[START OF Stored records]
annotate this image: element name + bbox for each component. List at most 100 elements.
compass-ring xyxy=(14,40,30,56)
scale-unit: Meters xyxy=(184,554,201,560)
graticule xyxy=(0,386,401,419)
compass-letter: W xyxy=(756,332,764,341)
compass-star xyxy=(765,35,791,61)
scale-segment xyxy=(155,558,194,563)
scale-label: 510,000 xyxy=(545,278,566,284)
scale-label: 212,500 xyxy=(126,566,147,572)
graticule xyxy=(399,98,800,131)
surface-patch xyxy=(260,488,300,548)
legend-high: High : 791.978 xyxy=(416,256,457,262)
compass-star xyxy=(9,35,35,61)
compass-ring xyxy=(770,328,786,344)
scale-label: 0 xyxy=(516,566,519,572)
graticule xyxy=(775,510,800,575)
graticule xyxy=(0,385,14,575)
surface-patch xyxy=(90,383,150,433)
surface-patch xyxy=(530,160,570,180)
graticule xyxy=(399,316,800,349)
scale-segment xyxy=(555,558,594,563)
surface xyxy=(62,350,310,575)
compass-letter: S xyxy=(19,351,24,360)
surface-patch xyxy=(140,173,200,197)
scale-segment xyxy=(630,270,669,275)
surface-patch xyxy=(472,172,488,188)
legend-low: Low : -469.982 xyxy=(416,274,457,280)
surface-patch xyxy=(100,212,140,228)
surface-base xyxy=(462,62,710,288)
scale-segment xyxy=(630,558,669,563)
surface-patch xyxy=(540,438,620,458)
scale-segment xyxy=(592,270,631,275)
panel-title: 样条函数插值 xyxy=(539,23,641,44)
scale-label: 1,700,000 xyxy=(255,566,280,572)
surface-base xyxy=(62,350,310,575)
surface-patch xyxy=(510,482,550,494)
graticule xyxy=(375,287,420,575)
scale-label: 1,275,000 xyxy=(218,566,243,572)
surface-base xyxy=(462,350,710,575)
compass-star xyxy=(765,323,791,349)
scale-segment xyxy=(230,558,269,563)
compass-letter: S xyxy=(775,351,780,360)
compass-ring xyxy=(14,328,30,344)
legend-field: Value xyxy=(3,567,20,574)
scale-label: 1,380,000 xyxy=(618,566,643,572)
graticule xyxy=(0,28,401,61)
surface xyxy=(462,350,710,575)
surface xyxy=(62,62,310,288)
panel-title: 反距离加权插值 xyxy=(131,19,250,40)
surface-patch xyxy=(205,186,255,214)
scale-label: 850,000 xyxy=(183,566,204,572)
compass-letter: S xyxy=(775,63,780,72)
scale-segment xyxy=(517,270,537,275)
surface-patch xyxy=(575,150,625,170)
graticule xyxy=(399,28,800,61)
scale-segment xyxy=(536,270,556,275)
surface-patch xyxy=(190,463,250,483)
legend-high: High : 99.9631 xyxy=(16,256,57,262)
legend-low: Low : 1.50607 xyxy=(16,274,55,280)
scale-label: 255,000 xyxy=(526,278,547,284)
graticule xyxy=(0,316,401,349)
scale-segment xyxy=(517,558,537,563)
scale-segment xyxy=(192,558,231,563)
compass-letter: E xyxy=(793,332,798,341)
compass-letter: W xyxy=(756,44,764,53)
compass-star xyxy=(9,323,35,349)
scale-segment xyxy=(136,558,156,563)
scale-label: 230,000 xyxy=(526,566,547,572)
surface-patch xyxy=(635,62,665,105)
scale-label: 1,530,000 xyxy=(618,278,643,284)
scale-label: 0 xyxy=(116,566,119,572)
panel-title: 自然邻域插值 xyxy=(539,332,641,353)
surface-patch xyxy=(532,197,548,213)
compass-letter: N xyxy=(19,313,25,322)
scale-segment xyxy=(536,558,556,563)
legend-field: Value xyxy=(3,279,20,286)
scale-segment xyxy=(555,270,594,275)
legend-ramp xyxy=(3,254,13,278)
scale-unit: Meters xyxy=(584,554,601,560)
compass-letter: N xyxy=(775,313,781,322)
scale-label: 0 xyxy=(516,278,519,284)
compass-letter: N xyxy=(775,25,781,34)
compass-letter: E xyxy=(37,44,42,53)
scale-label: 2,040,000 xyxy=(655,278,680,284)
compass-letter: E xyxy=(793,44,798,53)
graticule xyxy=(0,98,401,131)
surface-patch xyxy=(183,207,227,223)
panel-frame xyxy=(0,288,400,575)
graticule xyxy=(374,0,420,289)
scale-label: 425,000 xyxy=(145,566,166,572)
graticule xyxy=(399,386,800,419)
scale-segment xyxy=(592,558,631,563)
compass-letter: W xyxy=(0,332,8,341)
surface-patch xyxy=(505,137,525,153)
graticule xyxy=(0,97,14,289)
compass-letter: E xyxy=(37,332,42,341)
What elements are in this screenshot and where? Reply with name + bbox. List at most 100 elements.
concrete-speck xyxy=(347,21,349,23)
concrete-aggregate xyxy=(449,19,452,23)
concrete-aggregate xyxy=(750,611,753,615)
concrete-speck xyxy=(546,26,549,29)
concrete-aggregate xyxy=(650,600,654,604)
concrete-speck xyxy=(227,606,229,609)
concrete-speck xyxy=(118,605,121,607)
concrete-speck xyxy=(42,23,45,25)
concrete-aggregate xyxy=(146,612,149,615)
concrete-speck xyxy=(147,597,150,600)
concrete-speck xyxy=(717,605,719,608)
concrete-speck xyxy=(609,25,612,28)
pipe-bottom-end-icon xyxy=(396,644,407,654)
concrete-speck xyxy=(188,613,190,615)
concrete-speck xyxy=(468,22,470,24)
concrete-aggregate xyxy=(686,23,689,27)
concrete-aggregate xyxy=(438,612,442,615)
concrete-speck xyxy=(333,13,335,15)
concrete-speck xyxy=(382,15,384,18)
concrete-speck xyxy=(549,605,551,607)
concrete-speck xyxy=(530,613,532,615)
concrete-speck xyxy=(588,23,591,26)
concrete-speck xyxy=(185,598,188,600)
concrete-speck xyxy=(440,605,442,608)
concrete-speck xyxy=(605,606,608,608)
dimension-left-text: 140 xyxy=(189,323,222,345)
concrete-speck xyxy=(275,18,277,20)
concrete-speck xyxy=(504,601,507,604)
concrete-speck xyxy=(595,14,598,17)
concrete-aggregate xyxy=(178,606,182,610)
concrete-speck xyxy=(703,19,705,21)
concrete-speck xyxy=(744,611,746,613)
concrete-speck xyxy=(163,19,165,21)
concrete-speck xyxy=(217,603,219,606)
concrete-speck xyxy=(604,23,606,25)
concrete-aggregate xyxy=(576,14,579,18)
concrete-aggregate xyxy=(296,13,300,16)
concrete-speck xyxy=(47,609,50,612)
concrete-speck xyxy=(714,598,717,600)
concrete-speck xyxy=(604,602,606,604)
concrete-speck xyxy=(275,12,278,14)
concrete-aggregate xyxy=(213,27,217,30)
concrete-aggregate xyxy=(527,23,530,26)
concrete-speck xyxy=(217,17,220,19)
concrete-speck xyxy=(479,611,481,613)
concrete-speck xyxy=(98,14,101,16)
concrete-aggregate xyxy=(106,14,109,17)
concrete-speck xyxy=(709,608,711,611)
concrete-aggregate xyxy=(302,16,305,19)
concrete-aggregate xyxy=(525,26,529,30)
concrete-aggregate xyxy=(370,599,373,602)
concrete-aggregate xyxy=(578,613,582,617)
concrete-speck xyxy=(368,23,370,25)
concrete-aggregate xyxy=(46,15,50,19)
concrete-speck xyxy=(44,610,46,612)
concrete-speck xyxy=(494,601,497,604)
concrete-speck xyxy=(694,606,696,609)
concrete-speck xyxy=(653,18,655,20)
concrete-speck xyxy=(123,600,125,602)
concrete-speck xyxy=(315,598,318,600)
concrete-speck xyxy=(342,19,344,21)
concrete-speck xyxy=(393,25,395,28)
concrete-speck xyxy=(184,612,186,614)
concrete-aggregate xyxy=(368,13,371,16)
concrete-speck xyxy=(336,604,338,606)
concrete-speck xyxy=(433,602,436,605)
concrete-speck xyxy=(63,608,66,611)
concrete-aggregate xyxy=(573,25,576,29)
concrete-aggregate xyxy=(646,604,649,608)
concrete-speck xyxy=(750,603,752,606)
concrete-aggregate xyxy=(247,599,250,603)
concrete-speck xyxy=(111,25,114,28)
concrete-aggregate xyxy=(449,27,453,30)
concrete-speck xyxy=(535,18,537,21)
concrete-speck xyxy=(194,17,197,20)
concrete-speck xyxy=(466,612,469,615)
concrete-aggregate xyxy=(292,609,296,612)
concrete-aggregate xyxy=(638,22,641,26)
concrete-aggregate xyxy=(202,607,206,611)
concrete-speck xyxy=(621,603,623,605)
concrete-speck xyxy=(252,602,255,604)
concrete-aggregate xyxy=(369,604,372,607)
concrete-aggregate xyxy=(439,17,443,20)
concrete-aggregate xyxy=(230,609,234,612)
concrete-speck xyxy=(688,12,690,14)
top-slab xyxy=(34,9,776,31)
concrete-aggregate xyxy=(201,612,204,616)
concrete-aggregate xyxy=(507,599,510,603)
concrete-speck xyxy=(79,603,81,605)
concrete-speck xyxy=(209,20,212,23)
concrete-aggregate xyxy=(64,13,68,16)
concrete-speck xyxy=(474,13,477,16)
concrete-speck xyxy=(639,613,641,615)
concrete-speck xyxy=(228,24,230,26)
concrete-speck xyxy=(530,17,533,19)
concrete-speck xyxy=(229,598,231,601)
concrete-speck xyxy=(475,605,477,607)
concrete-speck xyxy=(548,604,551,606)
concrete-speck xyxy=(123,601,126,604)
[END OF Stored records]
* Exercise objective *
Copy out verbatim every line of the material from its first line through the line containing "scale-label: 510,000 xyxy=(545,278,566,284)", including both of those lines.

* Answer to this problem *
annotate this image: element name + bbox for each component. List at most 100 elements.
compass-ring xyxy=(14,40,30,56)
scale-unit: Meters xyxy=(184,554,201,560)
graticule xyxy=(0,386,401,419)
compass-letter: W xyxy=(756,332,764,341)
compass-star xyxy=(765,35,791,61)
scale-segment xyxy=(155,558,194,563)
scale-label: 510,000 xyxy=(545,278,566,284)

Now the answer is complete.